What is being asked => Restate the material word for word and leave out anything that is a picture.

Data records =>

<<<<

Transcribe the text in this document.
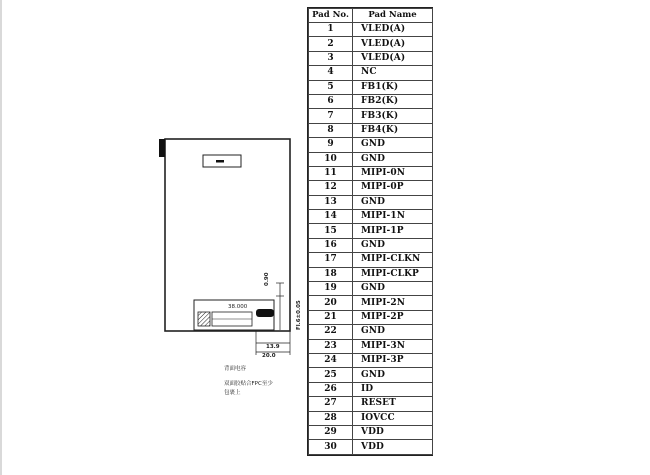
38.000
0.90
Fl.6±0.05
13.9
20.0
背面电容
双面胶贴合FPC至少
包裹上
Pad No.	Pad Name
1	VLED(A)
2	VLED(A)
3	VLED(A)
4	NC
5	FB1(K)
6	FB2(K)
7	FB3(K)
8	FB4(K)
9	GND
10	GND
11	MIPI-0N
12	MIPI-0P
13	GND
14	MIPI-1N
15	MIPI-1P
16	GND
17	MIPI-CLKN
18	MIPI-CLKP
19	GND
20	MIPI-2N
21	MIPI-2P
22	GND
23	MIPI-3N
24	MIPI-3P
25	GND
26	ID
27	RESET
28	IOVCC
29	VDD
30	VDD
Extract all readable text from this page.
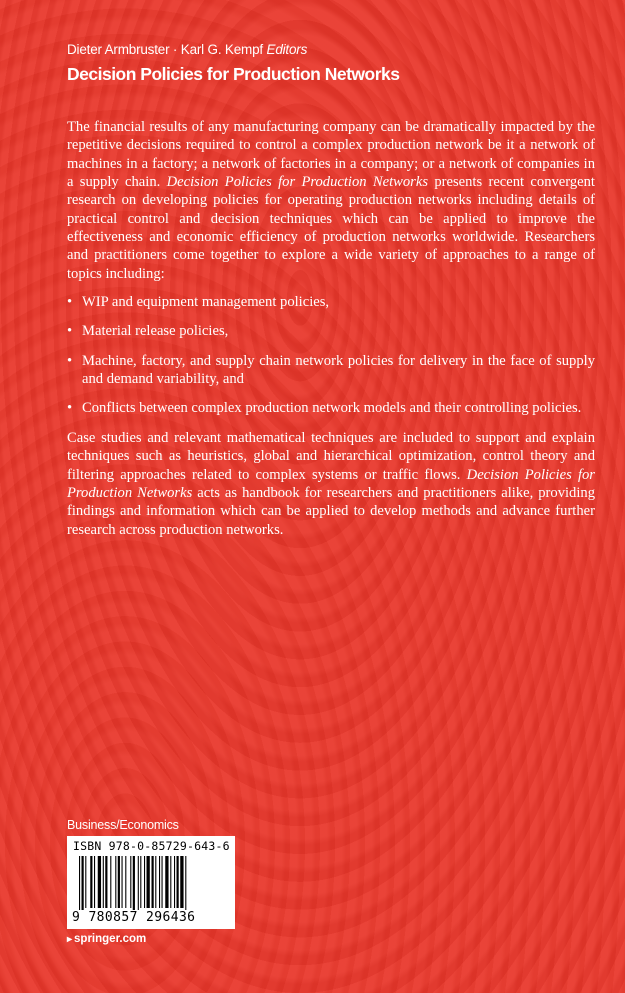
Dieter Armbruster · Karl G. Kempf Editors
Decision Policies for Production Networks

The financial results of any manufacturing company can be dramatically impacted by the repetitive decisions required to control a complex production network be it a network of machines in a factory; a network of factories in a company; or a network of companies in a supply chain. Decision Policies for Production Networks presents recent convergent research on developing policies for operating production networks including details of practical control and decision techniques which can be applied to improve the effectiveness and economic efficiency of production networks worldwide. Researchers and practitioners come together to explore a wide variety of approaches to a range of topics including:

• WIP and equipment management policies,
• Material release policies,
• Machine, factory, and supply chain network policies for delivery in the face of supply and demand variability, and
• Conflicts between complex production network models and their controlling policies.

Case studies and relevant mathematical techniques are included to support and explain techniques such as heuristics, global and hierarchical optimization, control theory and filtering approaches related to complex systems or traffic flows. Decision Policies for Production Networks acts as handbook for researchers and practitioners alike, providing findings and information which can be applied to develop methods and advance further research across production networks.

Business/Economics
ISBN 978-0-85729-643-6
9 780857 296436
▸ springer.com
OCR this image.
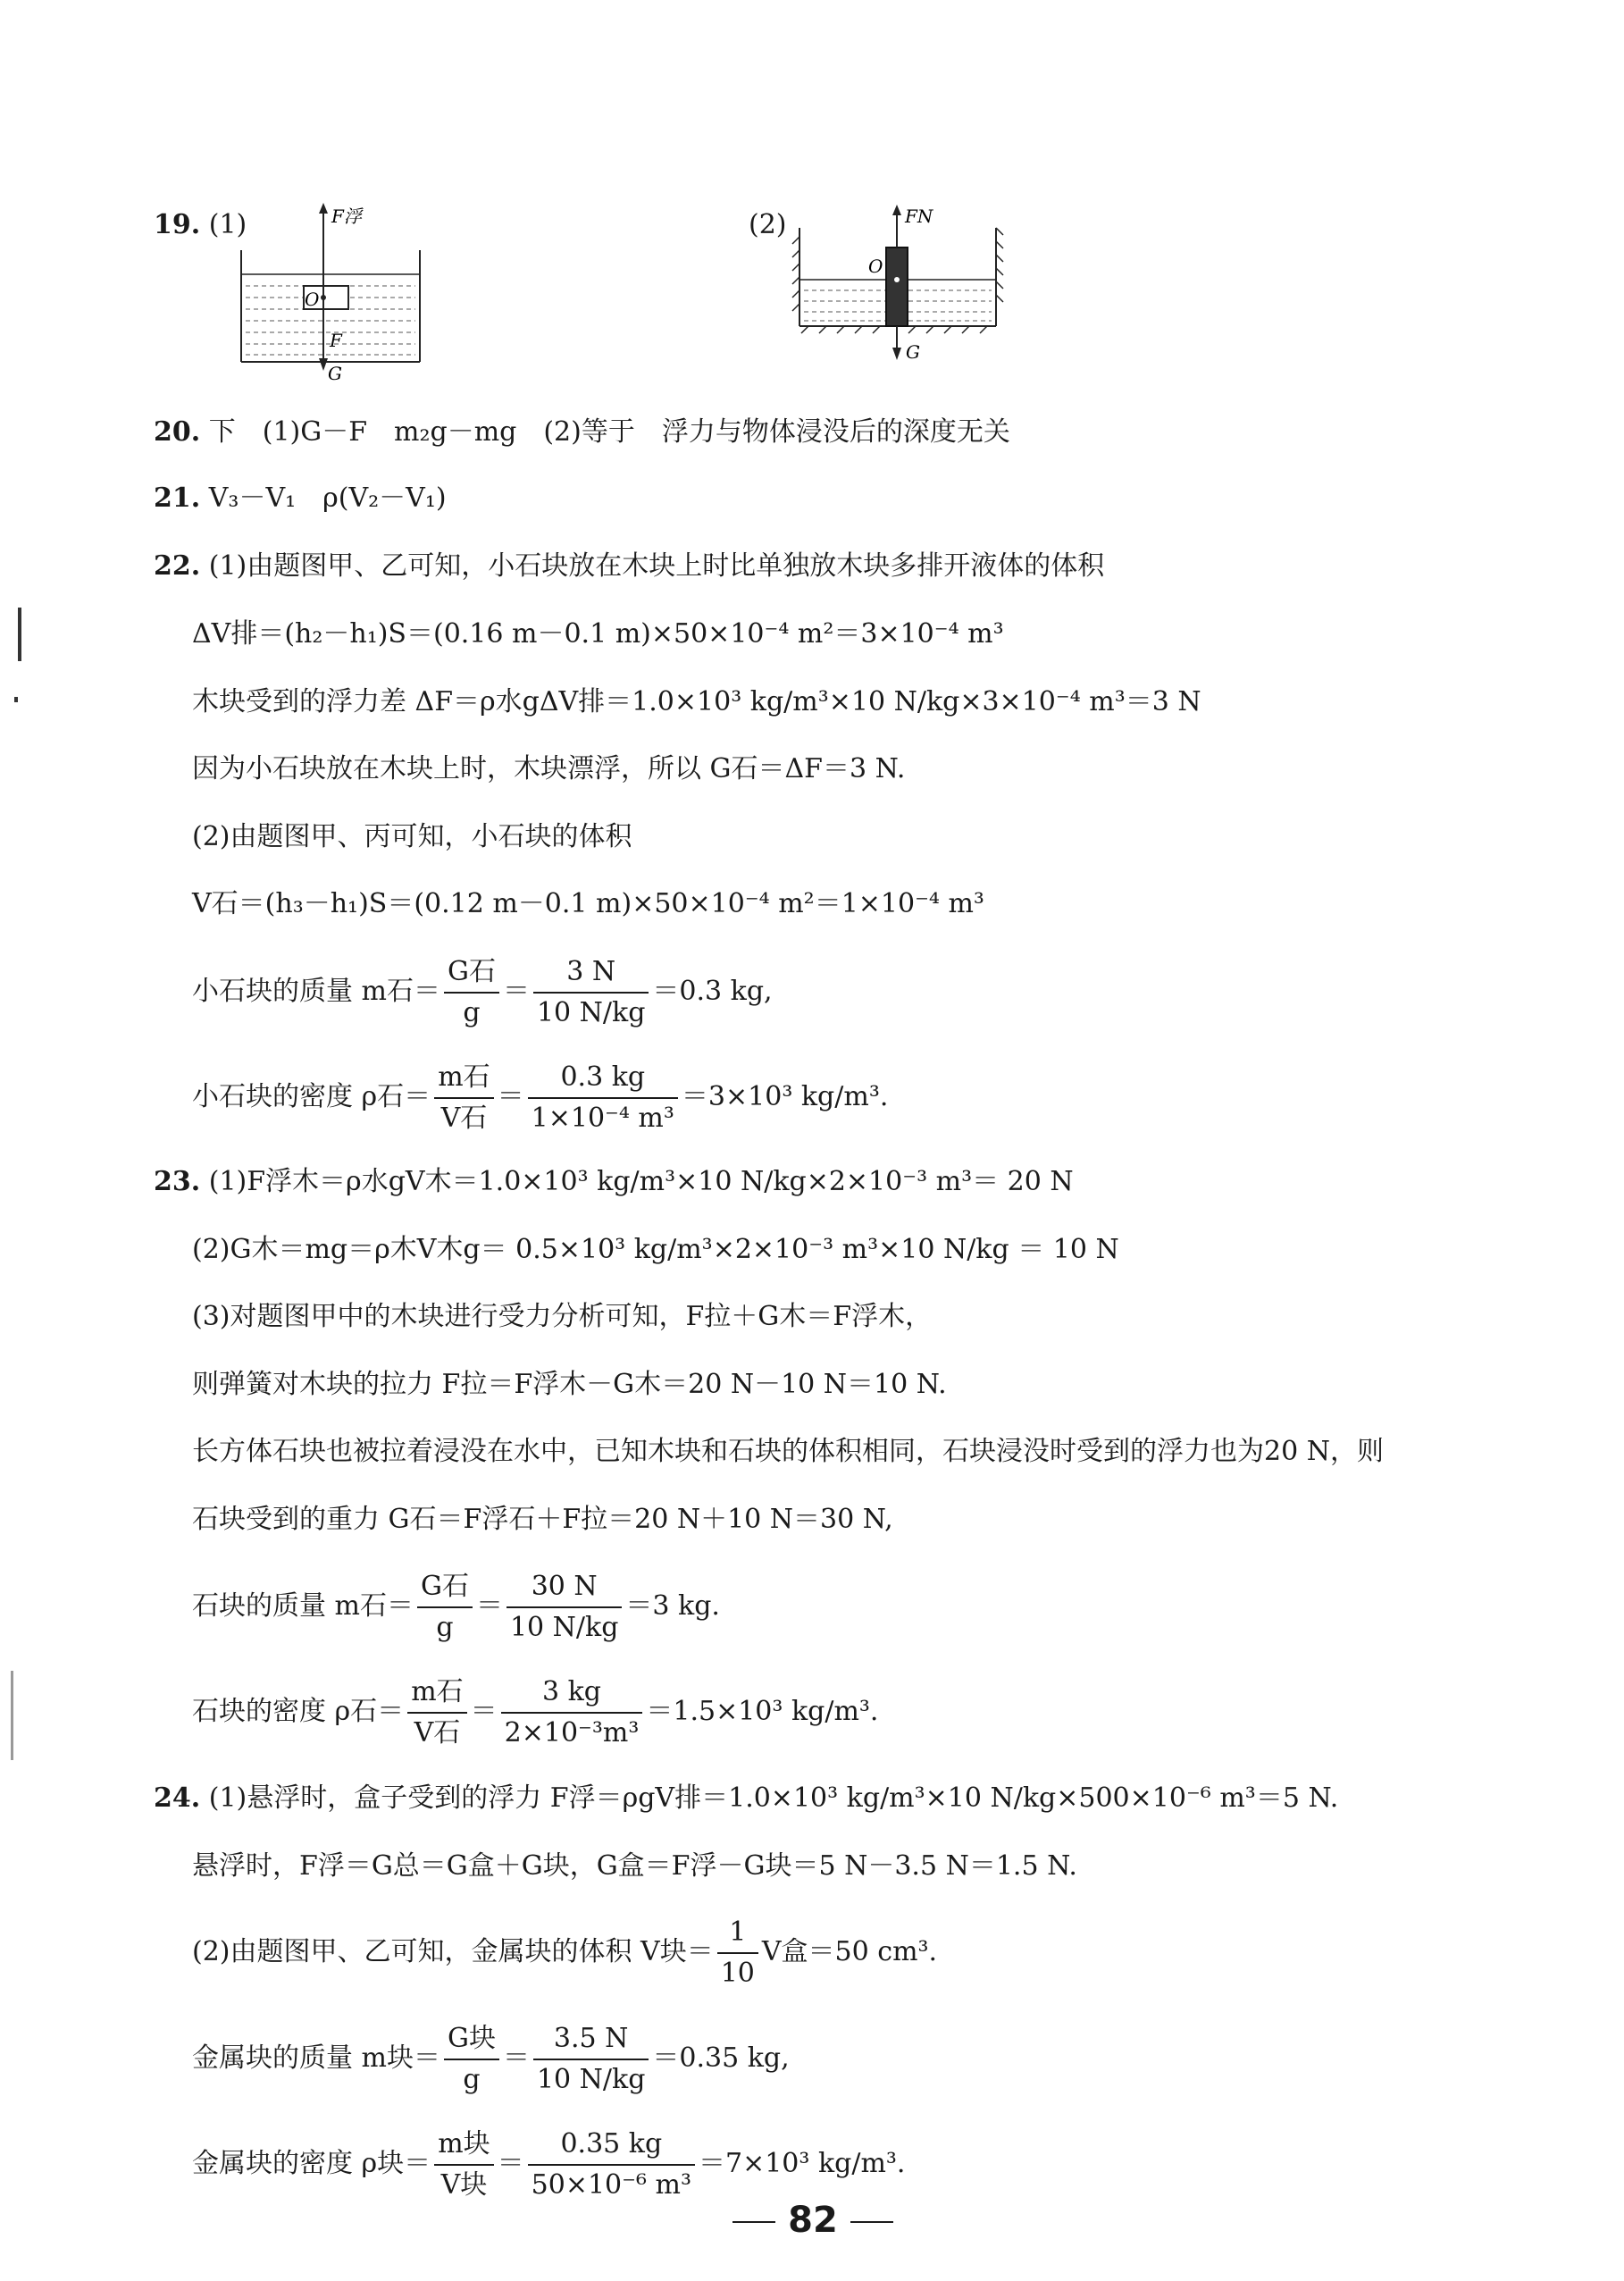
19. (1)	F浮
O
F
G
(2)	FN
O
G
20. 下　(1)G－F　m₂g－mg　(2)等于　浮力与物体浸没后的深度无关
21. V₃－V₁　ρ(V₂－V₁)
22. (1)由题图甲、乙可知，小石块放在木块上时比单独放木块多排开液体的体积
ΔV排＝(h₂－h₁)S＝(0.16 m－0.1 m)×50×10⁻⁴ m²＝3×10⁻⁴ m³
木块受到的浮力差 ΔF＝ρ水gΔV排＝1.0×10³ kg/m³×10 N/kg×3×10⁻⁴ m³＝3 N
因为小石块放在木块上时，木块漂浮，所以 G石＝ΔF＝3 N.
(2)由题图甲、丙可知，小石块的体积
V石＝(h₃－h₁)S＝(0.12 m－0.1 m)×50×10⁻⁴ m²＝1×10⁻⁴ m³
小石块的质量 m石＝ $\frac{\text{G石}}{g} = \frac{3 N}{10 N/kg} =0.3$ kg,
小石块的密度 ρ石＝ $\frac{\text{m石}}{\text{V石}} = \frac{0.3 kg}{\text{1×10⁻⁴ m³}} =3\times 10^3$ kg/m³.
23. (1)F浮木＝ρ水gV木＝1.0×10³ kg/m³×10 N/kg×2×10⁻³ m³＝ 20 N
(2)G木＝mg＝ρ木V木g＝ 0.5×10³ kg/m³×2×10⁻³ m³×10 N/kg ＝ 10 N
(3)对题图甲中的木块进行受力分析可知，F拉＋G木＝F浮木，
则弹簧对木块的拉力 F拉＝F浮木－G木＝20 N－10 N＝10 N.
长方体石块也被拉着浸没在水中，已知木块和石块的体积相同，石块浸没时受到的浮力也为20 N，则
石块受到的重力 G石＝F浮石＋F拉＝20 N＋10 N＝30 N,
石块的质量 m石＝ $\frac{\text{G石}}{g} = \frac{30 N}{10 N/kg} =3$ kg.
石块的密度 ρ石＝ $\frac{\text{m石}}{\text{V石}} = \frac{3 kg}{\text{2×10⁻³m³}} =1.5\times 10^3$ kg/m³.
24. (1)悬浮时，盒子受到的浮力 F浮＝ρgV排＝1.0×10³ kg/m³×10 N/kg×500×10⁻⁶ m³＝5 N.
悬浮时，F浮＝G总＝G盒＋G块，G盒＝F浮－G块＝5 N－3.5 N＝1.5 N.
(2)由题图甲、乙可知，金属块的体积 V块＝ $\frac{1}{10}$ V盒＝50 cm³.
金属块的质量 m块＝ $\frac{\text{G块}}{g} = \frac{3.5 N}{10 N/kg} =0.35$ kg,
金属块的密度 ρ块＝ $\frac{\text{m块}}{\text{V块}} = \frac{0.35 kg}{\text{50×10⁻⁶ m³}} =7\times 10^3$ kg/m³.
82
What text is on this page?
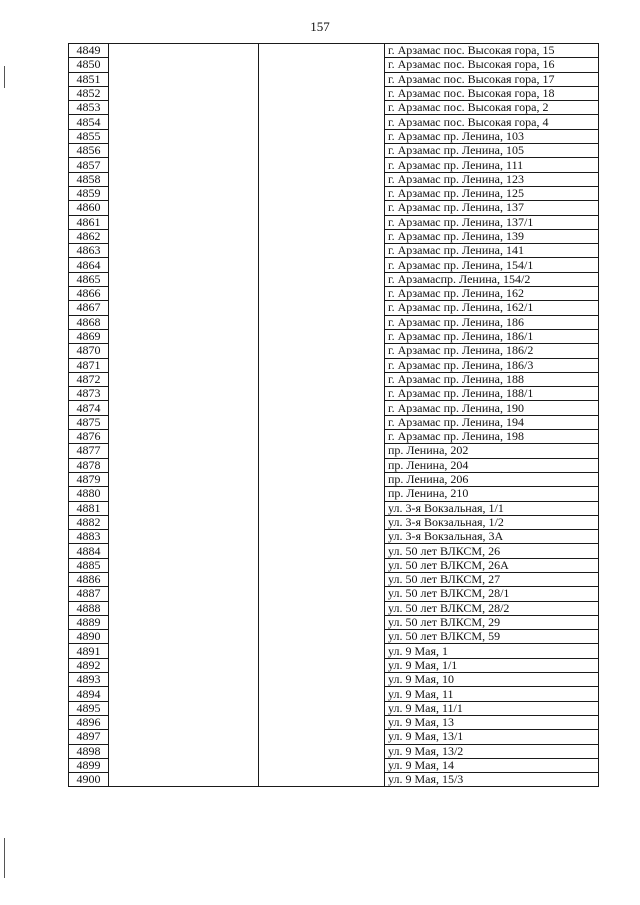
157
4849			г. Арзамас пос. Высокая гора, 15
4850			г. Арзамас пос. Высокая гора, 16
4851			г. Арзамас пос. Высокая гора, 17
4852			г. Арзамас пос. Высокая гора, 18
4853			г. Арзамас пос. Высокая гора, 2
4854			г. Арзамас пос. Высокая гора, 4
4855			г. Арзамас пр. Ленина, 103
4856			г. Арзамас пр. Ленина, 105
4857			г. Арзамас пр. Ленина, 111
4858			г. Арзамас пр. Ленина, 123
4859			г. Арзамас пр. Ленина, 125
4860			г. Арзамас пр. Ленина, 137
4861			г. Арзамас пр. Ленина, 137/1
4862			г. Арзамас пр. Ленина, 139
4863			г. Арзамас пр. Ленина, 141
4864			г. Арзамас пр. Ленина, 154/1
4865			г. Арзамаспр. Ленина, 154/2
4866			г. Арзамас пр. Ленина, 162
4867			г. Арзамас пр. Ленина, 162/1
4868			г. Арзамас пр. Ленина, 186
4869			г. Арзамас пр. Ленина, 186/1
4870			г. Арзамас пр. Ленина, 186/2
4871			г. Арзамас пр. Ленина, 186/3
4872			г. Арзамас пр. Ленина, 188
4873			г. Арзамас пр. Ленина, 188/1
4874			г. Арзамас пр. Ленина, 190
4875			г. Арзамас пр. Ленина, 194
4876			г. Арзамас пр. Ленина, 198
4877			пр. Ленина, 202
4878			пр. Ленина, 204
4879			пр. Ленина, 206
4880			пр. Ленина, 210
4881			ул. 3-я Вокзальная, 1/1
4882			ул. 3-я Вокзальная, 1/2
4883			ул. 3-я Вокзальная, 3А
4884			ул. 50 лет ВЛКСМ, 26
4885			ул. 50 лет ВЛКСМ, 26А
4886			ул. 50 лет ВЛКСМ, 27
4887			ул. 50 лет ВЛКСМ, 28/1
4888			ул. 50 лет ВЛКСМ, 28/2
4889			ул. 50 лет ВЛКСМ, 29
4890			ул. 50 лет ВЛКСМ, 59
4891			ул. 9 Мая, 1
4892			ул. 9 Мая, 1/1
4893			ул. 9 Мая, 10
4894			ул. 9 Мая, 11
4895			ул. 9 Мая, 11/1
4896			ул. 9 Мая, 13
4897			ул. 9 Мая, 13/1
4898			ул. 9 Мая, 13/2
4899			ул. 9 Мая, 14
4900			ул. 9 Мая, 15/3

>>>>

Correct answer =>
Transcribe the text in this document.
38.000
0.90
Fl.6±0.05
13.9
20.0
背面电容
双面胶贴合FPC至少
包裹上
Pad No.	Pad Name
1	VLED(A)
2	VLED(A)
3	VLED(A)
4	NC
5	FB1(K)
6	FB2(K)
7	FB3(K)
8	FB4(K)
9	GND
10	GND
11	MIPI-0N
12	MIPI-0P
13	GND
14	MIPI-1N
15	MIPI-1P
16	GND
17	MIPI-CLKN
18	MIPI-CLKP
19	GND
20	MIPI-2N
21	MIPI-2P
22	GND
23	MIPI-3N
24	MIPI-3P
25	GND
26	ID
27	RESET
28	IOVCC
29	VDD
30	VDD
Extract all readable text from this page.
Dieter Armbruster · Karl G. Kempf Editors
Decision Policies for Production Networks

The financial results of any manufacturing company can be dramatically impacted by the repetitive decisions required to control a complex production network be it a network of machines in a factory; a network of factories in a company; or a network of companies in a supply chain. Decision Policies for Production Networks presents recent convergent research on developing policies for operating production networks including details of practical control and decision techniques which can be applied to improve the effectiveness and economic efficiency of production networks worldwide. Researchers and practitioners come together to explore a wide variety of approaches to a range of topics including:

• WIP and equipment management policies,
• Material release policies,
• Machine, factory, and supply chain network policies for delivery in the face of supply and demand variability, and
• Conflicts between complex production network models and their controlling policies.

Case studies and relevant mathematical techniques are included to support and explain techniques such as heuristics, global and hierarchical optimization, control theory and filtering approaches related to complex systems or traffic flows. Decision Policies for Production Networks acts as handbook for researchers and practitioners alike, providing findings and information which can be applied to develop methods and advance further research across production networks.

Business/Economics
ISBN 978-0-85729-643-6
9 780857 296436
▸ springer.com
OCR this image.
19. (1)	F浮
O
F
G
(2)	FN
O
G
20. 下　(1)G－F　m₂g－mg　(2)等于　浮力与物体浸没后的深度无关
21. V₃－V₁　ρ(V₂－V₁)
22. (1)由题图甲、乙可知，小石块放在木块上时比单独放木块多排开液体的体积
ΔV排＝(h₂－h₁)S＝(0.16 m－0.1 m)×50×10⁻⁴ m²＝3×10⁻⁴ m³
木块受到的浮力差 ΔF＝ρ水gΔV排＝1.0×10³ kg/m³×10 N/kg×3×10⁻⁴ m³＝3 N
因为小石块放在木块上时，木块漂浮，所以 G石＝ΔF＝3 N.
(2)由题图甲、丙可知，小石块的体积
V石＝(h₃－h₁)S＝(0.12 m－0.1 m)×50×10⁻⁴ m²＝1×10⁻⁴ m³
小石块的质量 m石＝ $\frac{\text{G石}}{g} = \frac{3 N}{10 N/kg} =0.3$ kg,
小石块的密度 ρ石＝ $\frac{\text{m石}}{\text{V石}} = \frac{0.3 kg}{\text{1×10⁻⁴ m³}} =3\times 10^3$ kg/m³.
23. (1)F浮木＝ρ水gV木＝1.0×10³ kg/m³×10 N/kg×2×10⁻³ m³＝ 20 N
(2)G木＝mg＝ρ木V木g＝ 0.5×10³ kg/m³×2×10⁻³ m³×10 N/kg ＝ 10 N
(3)对题图甲中的木块进行受力分析可知，F拉＋G木＝F浮木，
则弹簧对木块的拉力 F拉＝F浮木－G木＝20 N－10 N＝10 N.
长方体石块也被拉着浸没在水中，已知木块和石块的体积相同，石块浸没时受到的浮力也为20 N，则
石块受到的重力 G石＝F浮石＋F拉＝20 N＋10 N＝30 N,
石块的质量 m石＝ $\frac{\text{G石}}{g} = \frac{30 N}{10 N/kg} =3$ kg.
石块的密度 ρ石＝ $\frac{\text{m石}}{\text{V石}} = \frac{3 kg}{\text{2×10⁻³m³}} =1.5\times 10^3$ kg/m³.
24. (1)悬浮时，盒子受到的浮力 F浮＝ρgV排＝1.0×10³ kg/m³×10 N/kg×500×10⁻⁶ m³＝5 N.
悬浮时，F浮＝G总＝G盒＋G块，G盒＝F浮－G块＝5 N－3.5 N＝1.5 N.
(2)由题图甲、乙可知，金属块的体积 V块＝ $\frac{1}{10}$ V盒＝50 cm³.
金属块的质量 m块＝ $\frac{\text{G块}}{g} = \frac{3.5 N}{10 N/kg} =0.35$ kg,
金属块的密度 ρ块＝ $\frac{\text{m块}}{\text{V块}} = \frac{0.35 kg}{\text{50×10⁻⁶ m³}} =7\times 10^3$ kg/m³.
82
What text is on this page?
157
4849			г. Арзамас пос. Высокая гора, 15
4850			г. Арзамас пос. Высокая гора, 16
4851			г. Арзамас пос. Высокая гора, 17
4852			г. Арзамас пос. Высокая гора, 18
4853			г. Арзамас пос. Высокая гора, 2
4854			г. Арзамас пос. Высокая гора, 4
4855			г. Арзамас пр. Ленина, 103
4856			г. Арзамас пр. Ленина, 105
4857			г. Арзамас пр. Ленина, 111
4858			г. Арзамас пр. Ленина, 123
4859			г. Арзамас пр. Ленина, 125
4860			г. Арзамас пр. Ленина, 137
4861			г. Арзамас пр. Ленина, 137/1
4862			г. Арзамас пр. Ленина, 139
4863			г. Арзамас пр. Ленина, 141
4864			г. Арзамас пр. Ленина, 154/1
4865			г. Арзамаспр. Ленина, 154/2
4866			г. Арзамас пр. Ленина, 162
4867			г. Арзамас пр. Ленина, 162/1
4868			г. Арзамас пр. Ленина, 186
4869			г. Арзамас пр. Ленина, 186/1
4870			г. Арзамас пр. Ленина, 186/2
4871			г. Арзамас пр. Ленина, 186/3
4872			г. Арзамас пр. Ленина, 188
4873			г. Арзамас пр. Ленина, 188/1
4874			г. Арзамас пр. Ленина, 190
4875			г. Арзамас пр. Ленина, 194
4876			г. Арзамас пр. Ленина, 198
4877			пр. Ленина, 202
4878			пр. Ленина, 204
4879			пр. Ленина, 206
4880			пр. Ленина, 210
4881			ул. 3-я Вокзальная, 1/1
4882			ул. 3-я Вокзальная, 1/2
4883			ул. 3-я Вокзальная, 3А
4884			ул. 50 лет ВЛКСМ, 26
4885			ул. 50 лет ВЛКСМ, 26А
4886			ул. 50 лет ВЛКСМ, 27
4887			ул. 50 лет ВЛКСМ, 28/1
4888			ул. 50 лет ВЛКСМ, 28/2
4889			ул. 50 лет ВЛКСМ, 29
4890			ул. 50 лет ВЛКСМ, 59
4891			ул. 9 Мая, 1
4892			ул. 9 Мая, 1/1
4893			ул. 9 Мая, 10
4894			ул. 9 Мая, 11
4895			ул. 9 Мая, 11/1
4896			ул. 9 Мая, 13
4897			ул. 9 Мая, 13/1
4898			ул. 9 Мая, 13/2
4899			ул. 9 Мая, 14
4900			ул. 9 Мая, 15/3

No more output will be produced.